▸ RECORDS
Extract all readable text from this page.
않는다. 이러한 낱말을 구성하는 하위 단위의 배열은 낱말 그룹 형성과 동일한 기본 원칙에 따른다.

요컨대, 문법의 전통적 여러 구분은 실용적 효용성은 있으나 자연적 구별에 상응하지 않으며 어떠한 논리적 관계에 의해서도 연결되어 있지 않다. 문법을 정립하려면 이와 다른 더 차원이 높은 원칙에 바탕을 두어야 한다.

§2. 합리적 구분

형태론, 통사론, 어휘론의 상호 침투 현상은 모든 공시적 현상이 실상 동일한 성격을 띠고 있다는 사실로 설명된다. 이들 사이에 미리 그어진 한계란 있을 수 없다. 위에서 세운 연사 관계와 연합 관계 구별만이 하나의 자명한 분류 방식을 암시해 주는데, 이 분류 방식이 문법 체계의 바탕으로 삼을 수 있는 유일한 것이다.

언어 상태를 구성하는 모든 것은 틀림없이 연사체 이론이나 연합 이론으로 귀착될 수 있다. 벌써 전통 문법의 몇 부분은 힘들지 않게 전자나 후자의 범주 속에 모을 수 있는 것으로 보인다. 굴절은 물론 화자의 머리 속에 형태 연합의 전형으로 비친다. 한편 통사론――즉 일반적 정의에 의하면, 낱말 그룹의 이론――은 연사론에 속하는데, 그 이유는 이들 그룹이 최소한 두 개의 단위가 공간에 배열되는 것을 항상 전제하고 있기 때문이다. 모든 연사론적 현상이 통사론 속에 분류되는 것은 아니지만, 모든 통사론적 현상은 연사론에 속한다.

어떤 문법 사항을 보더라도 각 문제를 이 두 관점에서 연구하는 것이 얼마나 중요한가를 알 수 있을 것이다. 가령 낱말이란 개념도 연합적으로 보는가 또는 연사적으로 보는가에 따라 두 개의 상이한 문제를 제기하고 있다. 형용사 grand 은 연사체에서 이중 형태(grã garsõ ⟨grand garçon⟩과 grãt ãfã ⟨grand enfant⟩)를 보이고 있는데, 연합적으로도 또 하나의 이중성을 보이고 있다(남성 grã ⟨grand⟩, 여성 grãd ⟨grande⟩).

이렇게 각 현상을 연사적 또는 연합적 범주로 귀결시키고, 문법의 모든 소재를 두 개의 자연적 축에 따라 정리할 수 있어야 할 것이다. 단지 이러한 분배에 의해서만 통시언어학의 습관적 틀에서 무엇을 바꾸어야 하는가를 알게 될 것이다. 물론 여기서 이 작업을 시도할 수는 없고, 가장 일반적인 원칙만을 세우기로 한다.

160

▸ WRITTEN REQUEST
From the entries above, copy every line containing the word "구성하는".

▸ ANSWER FOR THIS EXERCISE
않는다. 이러한 낱말을 구성하는 하위 단위의 배열은 낱말 그룹 형성과 동일한 기본 원칙에 따른다.
언어 상태를 구성하는 모든 것은 틀림없이 연사체 이론이나 연합 이론으로 귀착될 수 있다. 벌써 전통 문법의 몇 부분은 힘들지 않게 전자나 후자의 범주 속에 모을 수 있는 것으로 보인다. 굴절은 물론 화자의 머리 속에 형태 연합의 전형으로 비친다. 한편 통사론――즉 일반적 정의에 의하면, 낱말 그룹의 이론――은 연사론에 속하는데, 그 이유는 이들 그룹이 최소한 두 개의 단위가 공간에 배열되는 것을 항상 전제하고 있기 때문이다. 모든 연사론적 현상이 통사론 속에 분류되는 것은 아니지만, 모든 통사론적 현상은 연사론에 속한다.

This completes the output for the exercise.